-- start of DOCUMENT SEGMENT --

The Bank has in place an Asset and Liability Management Committee (ALCO), which comprises the departmental heads of Risk, Treasury, Corporate and Retail banking and Finance, in addition to executive directors. The committee monitors these risks and recommends the appropriate levels to which the Bank should be exposed at any time. The approval of all dealing limits ultimately rests with this committee.
The market risk for the non - trading portfolio is managed by monitoring the sensitivity of Bank's financial assets and liabilities to various interest rate scenarios. The bank monitors its Net Interest Margin as a primary measure of interest rate conditions. On foreign exchange risk, the bank monitors currency mismatches and make adjustments depending on exchange rate movement forecast. The mismatches are also contained within 10% of the bank's capital position.
4.3 Liquidity risk
Liquidity risk is the risk that operations cannot be funded and financial commitments cannot be met timeously. The risk arises when there is a maturity mismatch between assets and liabilities. The Bank identifies this risk through maturity profiling of assets and liabilities and assessment of expected cashflows and the availability of collateral which could be used additional funding if required.
The Bank maintains a portfolio of marketable assets that can be easily liquidated in the event of an unforeseen interruption of cash flow. The Bank maintains a statutory deposit with the Central Bank which was accumulated since dollarisation at stipulated rates. During 2010, the Reserve Bank of Zimbabwe discontinued the payment of statutory reserves and the amounts accumulated to date had not been refunded by 30 June 2011. The daily liquidity position is monitored and regular liquidity stress testing is conducted under a variety of scenarios covering both normal and more severe market conditions. All liquidity policies and procedures are subject to review and approval by ALCO.
The key measure used by the Bank for managing liquidity risk is the ratio of net liquid assets to deposits to customers. The Bank monitors its liquidity ratio in compliance with Banking Regulations to ensure that it is not less than 20% of the liabilities to the public. Liquid assets consist of cash and cash equivalents, short term bank deposits and liquid investment securities available for immediate sale.
4.4 Operational risk
This risk is inherent in all business activities and is the potential for loss arising from ineffective internal controls, poor operational procedures to support these controls, errors and deliberate acts of fraud. The mitigation of the risk and the cost incurred to reduce the risk is critical. The bank utilizes monthly Key Risk Indicators to monitor operational risk in all units. Further to this, the bank has an elaborate Incident Reporting Policy in which all incidents with a material impact on the well-being of the bank are reported to risk management. The Board has a Risk Committee whose function is to ensure that this risk is minimised. The Risk Committee through the Internal Audit function and the Risk Management department assesses the adequacy of the internal controls and makes the necessary recommendations to the Board.

-- end of DOCUMENT SEGMENT --
-- start of AVAILABLE RECORDS --

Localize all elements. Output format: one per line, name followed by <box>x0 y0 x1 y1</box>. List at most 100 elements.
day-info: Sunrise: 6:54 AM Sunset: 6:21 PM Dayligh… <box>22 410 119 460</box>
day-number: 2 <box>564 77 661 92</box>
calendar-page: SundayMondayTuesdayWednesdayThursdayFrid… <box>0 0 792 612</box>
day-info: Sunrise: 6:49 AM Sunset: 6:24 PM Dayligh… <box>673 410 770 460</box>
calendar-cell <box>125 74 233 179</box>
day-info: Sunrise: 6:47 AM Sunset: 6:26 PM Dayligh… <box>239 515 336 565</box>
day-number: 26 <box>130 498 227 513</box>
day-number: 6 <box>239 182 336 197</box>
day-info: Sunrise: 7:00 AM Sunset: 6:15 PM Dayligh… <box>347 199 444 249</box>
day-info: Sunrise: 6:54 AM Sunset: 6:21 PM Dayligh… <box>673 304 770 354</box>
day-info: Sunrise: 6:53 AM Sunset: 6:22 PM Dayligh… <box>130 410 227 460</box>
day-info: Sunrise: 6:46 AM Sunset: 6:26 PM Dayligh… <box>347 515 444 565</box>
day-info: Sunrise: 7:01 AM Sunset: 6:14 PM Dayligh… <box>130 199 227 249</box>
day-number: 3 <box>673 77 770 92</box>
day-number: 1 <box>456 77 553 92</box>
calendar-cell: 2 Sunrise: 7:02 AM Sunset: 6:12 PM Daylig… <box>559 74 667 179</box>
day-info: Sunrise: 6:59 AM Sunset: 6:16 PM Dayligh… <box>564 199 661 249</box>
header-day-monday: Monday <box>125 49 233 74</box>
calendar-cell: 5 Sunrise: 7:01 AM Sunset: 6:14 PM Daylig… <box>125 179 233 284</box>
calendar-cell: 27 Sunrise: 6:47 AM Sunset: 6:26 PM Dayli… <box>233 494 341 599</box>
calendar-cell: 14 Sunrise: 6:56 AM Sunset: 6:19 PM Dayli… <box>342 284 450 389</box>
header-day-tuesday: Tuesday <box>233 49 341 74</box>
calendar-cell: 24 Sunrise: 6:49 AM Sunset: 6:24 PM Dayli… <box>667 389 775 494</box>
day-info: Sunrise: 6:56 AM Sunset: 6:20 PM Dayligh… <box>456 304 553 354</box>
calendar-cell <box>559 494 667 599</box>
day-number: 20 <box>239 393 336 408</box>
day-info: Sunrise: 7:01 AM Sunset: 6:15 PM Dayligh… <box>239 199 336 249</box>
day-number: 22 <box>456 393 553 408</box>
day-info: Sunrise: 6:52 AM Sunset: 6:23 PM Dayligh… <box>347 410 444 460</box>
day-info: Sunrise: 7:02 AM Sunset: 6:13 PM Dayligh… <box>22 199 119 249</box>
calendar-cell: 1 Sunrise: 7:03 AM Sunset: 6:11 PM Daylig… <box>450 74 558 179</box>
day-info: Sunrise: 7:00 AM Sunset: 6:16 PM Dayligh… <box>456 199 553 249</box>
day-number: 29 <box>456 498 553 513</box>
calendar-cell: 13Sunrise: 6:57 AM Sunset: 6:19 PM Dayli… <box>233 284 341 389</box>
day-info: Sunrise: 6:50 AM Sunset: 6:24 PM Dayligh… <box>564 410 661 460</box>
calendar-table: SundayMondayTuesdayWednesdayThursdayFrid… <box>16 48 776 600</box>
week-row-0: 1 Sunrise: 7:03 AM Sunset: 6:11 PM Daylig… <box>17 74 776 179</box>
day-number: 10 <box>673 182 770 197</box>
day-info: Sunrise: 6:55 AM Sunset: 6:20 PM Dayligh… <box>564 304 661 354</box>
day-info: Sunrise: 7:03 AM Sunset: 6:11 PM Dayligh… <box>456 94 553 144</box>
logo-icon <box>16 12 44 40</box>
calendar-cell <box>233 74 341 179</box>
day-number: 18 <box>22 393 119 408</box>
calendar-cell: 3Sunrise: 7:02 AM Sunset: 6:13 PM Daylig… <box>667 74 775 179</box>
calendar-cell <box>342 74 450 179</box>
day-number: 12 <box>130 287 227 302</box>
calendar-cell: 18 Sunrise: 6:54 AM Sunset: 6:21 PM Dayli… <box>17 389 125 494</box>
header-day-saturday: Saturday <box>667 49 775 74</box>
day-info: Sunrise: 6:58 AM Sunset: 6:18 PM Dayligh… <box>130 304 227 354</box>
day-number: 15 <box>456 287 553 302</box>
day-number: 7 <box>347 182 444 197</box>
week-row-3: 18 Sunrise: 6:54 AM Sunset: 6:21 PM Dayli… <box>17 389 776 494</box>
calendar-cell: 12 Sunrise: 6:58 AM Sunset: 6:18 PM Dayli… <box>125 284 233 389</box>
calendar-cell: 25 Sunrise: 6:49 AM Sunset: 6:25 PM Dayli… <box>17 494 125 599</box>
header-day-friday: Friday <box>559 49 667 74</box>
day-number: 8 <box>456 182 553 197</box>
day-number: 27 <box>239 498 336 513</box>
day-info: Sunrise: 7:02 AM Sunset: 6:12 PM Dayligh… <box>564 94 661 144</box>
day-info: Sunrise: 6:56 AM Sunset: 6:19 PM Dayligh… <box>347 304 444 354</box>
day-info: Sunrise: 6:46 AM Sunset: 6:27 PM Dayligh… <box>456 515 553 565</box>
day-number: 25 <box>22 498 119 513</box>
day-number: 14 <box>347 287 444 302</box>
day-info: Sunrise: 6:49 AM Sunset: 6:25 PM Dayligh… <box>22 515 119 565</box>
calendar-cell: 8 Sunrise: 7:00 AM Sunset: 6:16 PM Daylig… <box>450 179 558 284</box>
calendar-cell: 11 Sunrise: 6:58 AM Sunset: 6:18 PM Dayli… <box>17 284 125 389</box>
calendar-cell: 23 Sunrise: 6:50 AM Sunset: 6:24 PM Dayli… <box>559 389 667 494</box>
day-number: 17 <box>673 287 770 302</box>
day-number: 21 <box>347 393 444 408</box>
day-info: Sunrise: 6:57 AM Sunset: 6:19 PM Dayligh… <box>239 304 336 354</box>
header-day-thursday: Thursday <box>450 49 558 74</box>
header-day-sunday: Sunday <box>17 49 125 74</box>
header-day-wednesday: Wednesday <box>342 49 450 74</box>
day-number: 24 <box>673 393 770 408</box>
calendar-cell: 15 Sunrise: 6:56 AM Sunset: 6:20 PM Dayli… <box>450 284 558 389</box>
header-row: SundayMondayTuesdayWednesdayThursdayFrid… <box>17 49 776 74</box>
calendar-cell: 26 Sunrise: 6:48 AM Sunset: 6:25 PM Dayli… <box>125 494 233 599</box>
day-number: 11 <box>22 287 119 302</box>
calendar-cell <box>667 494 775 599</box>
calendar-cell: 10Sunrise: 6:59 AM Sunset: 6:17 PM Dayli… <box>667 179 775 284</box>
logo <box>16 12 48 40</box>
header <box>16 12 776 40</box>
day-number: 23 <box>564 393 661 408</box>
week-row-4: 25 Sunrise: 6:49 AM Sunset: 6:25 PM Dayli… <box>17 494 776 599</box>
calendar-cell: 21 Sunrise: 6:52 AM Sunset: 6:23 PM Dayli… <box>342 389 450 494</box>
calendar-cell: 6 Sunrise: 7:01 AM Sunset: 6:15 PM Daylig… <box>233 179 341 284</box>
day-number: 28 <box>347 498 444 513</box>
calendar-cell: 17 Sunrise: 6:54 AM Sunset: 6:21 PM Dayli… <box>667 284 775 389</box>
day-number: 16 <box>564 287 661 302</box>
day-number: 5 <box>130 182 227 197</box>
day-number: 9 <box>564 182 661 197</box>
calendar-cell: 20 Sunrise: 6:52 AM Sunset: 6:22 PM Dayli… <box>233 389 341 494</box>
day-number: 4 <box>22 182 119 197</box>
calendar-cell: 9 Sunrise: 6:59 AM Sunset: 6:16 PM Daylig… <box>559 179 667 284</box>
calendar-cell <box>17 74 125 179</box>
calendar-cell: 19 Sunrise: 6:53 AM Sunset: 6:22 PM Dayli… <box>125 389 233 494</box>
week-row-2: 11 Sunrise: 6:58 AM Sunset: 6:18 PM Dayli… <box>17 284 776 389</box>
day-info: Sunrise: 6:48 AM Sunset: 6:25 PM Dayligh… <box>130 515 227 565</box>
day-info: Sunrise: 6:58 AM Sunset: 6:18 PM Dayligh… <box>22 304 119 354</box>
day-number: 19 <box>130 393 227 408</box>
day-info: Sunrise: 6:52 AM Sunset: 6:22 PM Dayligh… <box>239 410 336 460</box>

-- end of AVAILABLE RECORDS --

» PROMPT 1:
According to the bank risk passage, what is the lowest the Bank lets its liquidity ratio fall?
» PROMPT 2:
Copy out the entries word for word. Include everything from the start of the entries down to the line that contains "day-number: 6 <box>239 182 336 197</box>", with that line included.

» CORRECT OUTPUT 1:
Not less than 20% of the liabilities to the public.

» CORRECT OUTPUT 2:
Localize all elements. Output format: one per line, name followed by <box>x0 y0 x1 y1</box>. List at most 100 elements.
day-info: Sunrise: 6:54 AM Sunset: 6:21 PM Dayligh… <box>22 410 119 460</box>
day-number: 2 <box>564 77 661 92</box>
calendar-page: SundayMondayTuesdayWednesdayThursdayFrid… <box>0 0 792 612</box>
day-info: Sunrise: 6:49 AM Sunset: 6:24 PM Dayligh… <box>673 410 770 460</box>
calendar-cell <box>125 74 233 179</box>
day-info: Sunrise: 6:47 AM Sunset: 6:26 PM Dayligh… <box>239 515 336 565</box>
day-number: 26 <box>130 498 227 513</box>
day-number: 6 <box>239 182 336 197</box>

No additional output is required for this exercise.